_TASK DIRECTIONS_. Find the lines with the string "Vestavná" and return them.

---------- EXCERPTED DATA

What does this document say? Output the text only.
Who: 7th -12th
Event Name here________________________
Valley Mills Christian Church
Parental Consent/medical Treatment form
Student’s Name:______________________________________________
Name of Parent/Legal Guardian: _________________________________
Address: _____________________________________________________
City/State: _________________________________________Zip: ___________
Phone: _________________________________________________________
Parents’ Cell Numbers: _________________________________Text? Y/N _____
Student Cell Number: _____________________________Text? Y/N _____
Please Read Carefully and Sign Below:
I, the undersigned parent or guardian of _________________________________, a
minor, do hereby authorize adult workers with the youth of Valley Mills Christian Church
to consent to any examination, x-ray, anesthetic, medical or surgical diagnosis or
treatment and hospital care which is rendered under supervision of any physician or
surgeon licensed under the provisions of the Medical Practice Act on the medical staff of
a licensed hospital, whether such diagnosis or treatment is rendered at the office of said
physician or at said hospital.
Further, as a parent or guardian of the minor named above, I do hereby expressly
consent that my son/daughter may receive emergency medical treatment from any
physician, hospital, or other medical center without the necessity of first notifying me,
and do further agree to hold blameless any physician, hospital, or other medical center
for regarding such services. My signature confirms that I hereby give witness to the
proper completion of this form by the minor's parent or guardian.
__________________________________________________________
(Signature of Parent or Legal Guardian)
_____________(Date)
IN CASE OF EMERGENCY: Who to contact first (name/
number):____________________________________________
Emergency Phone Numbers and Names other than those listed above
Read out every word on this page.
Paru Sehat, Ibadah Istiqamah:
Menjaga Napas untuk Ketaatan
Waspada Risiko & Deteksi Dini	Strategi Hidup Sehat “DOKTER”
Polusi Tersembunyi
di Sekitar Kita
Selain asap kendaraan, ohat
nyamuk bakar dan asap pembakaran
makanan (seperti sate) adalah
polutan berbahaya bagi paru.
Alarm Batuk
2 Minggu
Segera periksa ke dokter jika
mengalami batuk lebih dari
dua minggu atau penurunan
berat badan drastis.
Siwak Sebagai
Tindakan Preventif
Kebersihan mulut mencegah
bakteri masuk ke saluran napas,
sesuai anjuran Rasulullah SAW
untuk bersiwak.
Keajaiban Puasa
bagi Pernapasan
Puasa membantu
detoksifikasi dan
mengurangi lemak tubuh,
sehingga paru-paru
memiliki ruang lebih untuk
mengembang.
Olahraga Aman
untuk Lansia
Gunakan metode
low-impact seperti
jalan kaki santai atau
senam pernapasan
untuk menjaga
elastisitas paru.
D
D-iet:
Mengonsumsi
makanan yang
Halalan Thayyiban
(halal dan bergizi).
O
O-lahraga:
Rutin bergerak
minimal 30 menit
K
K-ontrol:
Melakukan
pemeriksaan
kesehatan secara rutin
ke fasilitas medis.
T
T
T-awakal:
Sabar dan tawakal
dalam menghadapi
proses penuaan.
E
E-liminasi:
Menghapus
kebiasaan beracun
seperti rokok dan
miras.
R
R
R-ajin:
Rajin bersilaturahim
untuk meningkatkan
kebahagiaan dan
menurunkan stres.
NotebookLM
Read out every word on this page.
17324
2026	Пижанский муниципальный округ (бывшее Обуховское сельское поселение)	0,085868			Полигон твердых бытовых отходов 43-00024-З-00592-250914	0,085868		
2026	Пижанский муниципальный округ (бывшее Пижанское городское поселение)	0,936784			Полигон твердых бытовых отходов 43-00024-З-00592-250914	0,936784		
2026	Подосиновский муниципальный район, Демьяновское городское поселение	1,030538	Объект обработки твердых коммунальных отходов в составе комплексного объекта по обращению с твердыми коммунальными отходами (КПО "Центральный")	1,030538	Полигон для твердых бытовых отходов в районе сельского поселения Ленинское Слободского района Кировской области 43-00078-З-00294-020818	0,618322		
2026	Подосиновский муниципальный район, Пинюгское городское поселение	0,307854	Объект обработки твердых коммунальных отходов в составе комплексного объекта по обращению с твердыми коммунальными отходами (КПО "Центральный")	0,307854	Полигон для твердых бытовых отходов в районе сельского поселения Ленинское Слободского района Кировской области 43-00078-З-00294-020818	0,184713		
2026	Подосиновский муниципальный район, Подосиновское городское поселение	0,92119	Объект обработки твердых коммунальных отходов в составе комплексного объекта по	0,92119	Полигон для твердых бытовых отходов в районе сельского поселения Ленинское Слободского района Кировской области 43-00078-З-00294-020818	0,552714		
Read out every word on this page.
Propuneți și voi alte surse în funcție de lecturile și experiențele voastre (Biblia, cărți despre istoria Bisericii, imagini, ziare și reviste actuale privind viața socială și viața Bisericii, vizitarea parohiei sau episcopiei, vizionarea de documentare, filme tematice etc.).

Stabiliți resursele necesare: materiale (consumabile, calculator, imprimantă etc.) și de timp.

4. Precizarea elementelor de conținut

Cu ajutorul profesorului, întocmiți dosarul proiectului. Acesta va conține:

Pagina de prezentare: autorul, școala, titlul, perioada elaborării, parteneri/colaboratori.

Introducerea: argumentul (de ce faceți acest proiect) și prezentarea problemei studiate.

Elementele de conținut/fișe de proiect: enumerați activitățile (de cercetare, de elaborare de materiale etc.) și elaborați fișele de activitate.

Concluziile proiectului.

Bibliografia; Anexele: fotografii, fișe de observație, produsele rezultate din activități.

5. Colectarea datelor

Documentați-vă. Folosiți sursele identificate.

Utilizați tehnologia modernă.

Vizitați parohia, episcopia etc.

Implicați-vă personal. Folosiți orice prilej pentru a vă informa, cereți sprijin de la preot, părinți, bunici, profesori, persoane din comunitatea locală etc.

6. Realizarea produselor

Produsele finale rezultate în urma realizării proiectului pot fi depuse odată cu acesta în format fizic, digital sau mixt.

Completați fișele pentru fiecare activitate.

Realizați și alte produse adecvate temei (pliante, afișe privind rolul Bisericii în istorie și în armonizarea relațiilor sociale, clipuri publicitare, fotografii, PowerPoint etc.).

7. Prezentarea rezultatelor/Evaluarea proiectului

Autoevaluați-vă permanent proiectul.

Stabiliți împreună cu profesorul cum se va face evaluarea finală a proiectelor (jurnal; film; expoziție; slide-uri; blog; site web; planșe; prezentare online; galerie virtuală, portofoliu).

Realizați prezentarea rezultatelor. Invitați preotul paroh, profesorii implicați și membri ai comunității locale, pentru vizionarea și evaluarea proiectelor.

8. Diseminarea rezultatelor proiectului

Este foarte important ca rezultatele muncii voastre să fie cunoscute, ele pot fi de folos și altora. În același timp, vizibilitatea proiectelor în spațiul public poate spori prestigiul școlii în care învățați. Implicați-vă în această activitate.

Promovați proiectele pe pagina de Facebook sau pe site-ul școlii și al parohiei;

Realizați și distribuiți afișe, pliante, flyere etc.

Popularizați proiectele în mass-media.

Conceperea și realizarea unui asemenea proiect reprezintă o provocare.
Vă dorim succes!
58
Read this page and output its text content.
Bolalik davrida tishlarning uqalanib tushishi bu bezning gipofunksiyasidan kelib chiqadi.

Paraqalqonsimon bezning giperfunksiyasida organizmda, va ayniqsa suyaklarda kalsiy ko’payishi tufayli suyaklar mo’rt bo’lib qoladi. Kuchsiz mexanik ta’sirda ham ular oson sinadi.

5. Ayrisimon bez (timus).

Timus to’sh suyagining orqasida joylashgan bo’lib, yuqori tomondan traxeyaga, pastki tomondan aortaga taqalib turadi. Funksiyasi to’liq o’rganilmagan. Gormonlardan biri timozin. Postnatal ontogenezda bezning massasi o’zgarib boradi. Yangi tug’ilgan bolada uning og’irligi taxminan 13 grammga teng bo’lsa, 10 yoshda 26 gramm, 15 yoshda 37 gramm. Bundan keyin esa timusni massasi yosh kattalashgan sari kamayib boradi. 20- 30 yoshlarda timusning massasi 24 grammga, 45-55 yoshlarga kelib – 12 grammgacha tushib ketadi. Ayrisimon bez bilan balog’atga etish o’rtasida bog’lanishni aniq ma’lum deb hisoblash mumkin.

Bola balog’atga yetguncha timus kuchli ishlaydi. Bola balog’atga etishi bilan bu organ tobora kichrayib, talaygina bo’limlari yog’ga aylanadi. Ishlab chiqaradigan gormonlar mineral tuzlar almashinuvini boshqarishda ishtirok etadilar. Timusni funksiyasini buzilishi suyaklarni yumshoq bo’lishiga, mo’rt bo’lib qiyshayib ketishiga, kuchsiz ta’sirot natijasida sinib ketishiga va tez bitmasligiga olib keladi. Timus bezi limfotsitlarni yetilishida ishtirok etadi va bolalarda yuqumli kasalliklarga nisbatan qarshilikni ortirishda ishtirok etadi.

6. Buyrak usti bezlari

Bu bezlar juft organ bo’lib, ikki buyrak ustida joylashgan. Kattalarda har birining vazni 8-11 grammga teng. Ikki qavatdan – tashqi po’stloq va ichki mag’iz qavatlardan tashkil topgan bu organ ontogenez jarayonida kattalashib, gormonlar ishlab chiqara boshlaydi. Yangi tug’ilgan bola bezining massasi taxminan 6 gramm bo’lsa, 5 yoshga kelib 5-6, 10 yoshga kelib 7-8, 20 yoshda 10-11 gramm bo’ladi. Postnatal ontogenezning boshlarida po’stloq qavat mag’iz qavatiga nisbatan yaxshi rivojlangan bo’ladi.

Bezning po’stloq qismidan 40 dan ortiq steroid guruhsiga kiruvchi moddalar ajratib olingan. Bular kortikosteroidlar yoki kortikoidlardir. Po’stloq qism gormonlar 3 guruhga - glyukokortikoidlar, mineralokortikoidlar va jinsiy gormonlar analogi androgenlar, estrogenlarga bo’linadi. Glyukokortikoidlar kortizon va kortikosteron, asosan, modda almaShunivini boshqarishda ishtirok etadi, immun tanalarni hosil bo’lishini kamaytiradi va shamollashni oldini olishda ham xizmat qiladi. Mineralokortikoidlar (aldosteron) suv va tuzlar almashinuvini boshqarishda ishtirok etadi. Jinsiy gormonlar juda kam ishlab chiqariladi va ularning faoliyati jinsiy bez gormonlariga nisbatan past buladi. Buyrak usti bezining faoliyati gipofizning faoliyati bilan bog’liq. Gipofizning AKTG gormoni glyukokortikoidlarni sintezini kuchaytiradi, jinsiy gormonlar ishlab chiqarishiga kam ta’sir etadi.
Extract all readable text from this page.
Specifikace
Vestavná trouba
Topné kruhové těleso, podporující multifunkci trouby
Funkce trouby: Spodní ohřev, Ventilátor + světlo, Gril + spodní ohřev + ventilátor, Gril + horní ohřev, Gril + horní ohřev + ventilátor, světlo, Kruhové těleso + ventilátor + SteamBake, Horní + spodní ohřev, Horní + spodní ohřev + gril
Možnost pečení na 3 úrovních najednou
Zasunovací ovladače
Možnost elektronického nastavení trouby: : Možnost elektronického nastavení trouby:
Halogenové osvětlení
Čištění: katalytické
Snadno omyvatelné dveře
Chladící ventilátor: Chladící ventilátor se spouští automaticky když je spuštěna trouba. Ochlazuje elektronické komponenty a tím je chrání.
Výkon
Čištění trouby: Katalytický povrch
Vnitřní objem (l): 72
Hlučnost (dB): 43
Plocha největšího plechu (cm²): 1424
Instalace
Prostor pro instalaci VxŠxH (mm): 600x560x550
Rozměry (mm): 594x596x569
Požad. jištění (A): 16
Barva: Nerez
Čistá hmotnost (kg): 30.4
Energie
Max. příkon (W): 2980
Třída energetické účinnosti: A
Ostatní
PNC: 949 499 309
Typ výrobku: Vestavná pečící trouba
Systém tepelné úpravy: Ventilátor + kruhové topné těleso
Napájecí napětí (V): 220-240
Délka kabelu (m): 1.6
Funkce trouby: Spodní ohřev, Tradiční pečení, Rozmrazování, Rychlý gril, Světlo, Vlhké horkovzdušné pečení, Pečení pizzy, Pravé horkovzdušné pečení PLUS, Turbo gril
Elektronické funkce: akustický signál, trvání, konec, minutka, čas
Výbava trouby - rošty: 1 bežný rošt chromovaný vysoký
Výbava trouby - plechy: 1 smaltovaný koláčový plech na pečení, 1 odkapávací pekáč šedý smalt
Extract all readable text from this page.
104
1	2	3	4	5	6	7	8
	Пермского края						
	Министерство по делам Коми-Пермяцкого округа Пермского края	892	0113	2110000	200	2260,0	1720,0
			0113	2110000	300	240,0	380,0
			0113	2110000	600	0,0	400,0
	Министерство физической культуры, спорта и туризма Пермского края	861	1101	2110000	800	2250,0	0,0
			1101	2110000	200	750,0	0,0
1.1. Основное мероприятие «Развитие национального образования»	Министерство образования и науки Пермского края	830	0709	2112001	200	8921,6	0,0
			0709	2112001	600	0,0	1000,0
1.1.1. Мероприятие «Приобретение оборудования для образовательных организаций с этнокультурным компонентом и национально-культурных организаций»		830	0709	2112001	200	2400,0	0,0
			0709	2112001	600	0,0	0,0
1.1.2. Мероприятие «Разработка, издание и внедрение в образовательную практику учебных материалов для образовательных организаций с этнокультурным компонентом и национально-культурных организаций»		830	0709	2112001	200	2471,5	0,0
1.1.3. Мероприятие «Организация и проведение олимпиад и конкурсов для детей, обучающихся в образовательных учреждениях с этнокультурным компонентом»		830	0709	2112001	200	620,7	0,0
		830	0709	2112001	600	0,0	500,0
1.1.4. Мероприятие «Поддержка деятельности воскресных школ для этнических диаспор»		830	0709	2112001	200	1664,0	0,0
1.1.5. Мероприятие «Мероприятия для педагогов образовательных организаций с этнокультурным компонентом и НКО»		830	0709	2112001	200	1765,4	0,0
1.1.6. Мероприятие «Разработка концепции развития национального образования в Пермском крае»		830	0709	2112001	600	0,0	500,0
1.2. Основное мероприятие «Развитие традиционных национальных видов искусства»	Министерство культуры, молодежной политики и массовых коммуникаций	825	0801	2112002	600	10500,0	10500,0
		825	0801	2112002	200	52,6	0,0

--------------------

_FINAL ANSWER_.
Vestavná trouba
Typ výrobku: Vestavná pečící trouba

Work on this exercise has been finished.